### What to produce
Extract the data exactly, missing nothing.

### Given data
* Begin *

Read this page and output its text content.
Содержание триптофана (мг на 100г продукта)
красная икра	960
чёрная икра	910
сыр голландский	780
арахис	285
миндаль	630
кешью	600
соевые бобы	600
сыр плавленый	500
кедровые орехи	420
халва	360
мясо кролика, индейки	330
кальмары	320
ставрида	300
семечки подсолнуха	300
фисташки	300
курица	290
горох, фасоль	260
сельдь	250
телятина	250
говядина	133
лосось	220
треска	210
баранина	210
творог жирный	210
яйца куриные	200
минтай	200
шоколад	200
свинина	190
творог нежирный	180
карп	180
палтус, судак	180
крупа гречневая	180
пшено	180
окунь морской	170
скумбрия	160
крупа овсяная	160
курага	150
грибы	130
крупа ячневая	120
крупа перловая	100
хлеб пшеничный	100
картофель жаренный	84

* End *

### Solution to this task
Read this page and output its text content.
Содержание триптофана (мг на 100г продукта)
красная икра	960
чёрная икра	910
сыр голландский	780
арахис	285
миндаль	630
кешью	600
соевые бобы	600
сыр плавленый	500
кедровые орехи	420
халва	360
мясо кролика, индейки	330
кальмары	320
ставрида	300
семечки подсолнуха	300
фисташки	300
курица	290
горох, фасоль	260
сельдь	250
телятина	250
говядина	133
лосось	220
треска	210
баранина	210
творог жирный	210
яйца куриные	200
минтай	200
шоколад	200
свинина	190
творог нежирный	180
карп	180
палтус, судак	180
крупа гречневая	180
пшено	180
окунь морской	170
скумбрия	160
крупа овсяная	160
курага	150
грибы	130
крупа ячневая	120
крупа перловая	100
хлеб пшеничный	100
картофель жаренный	84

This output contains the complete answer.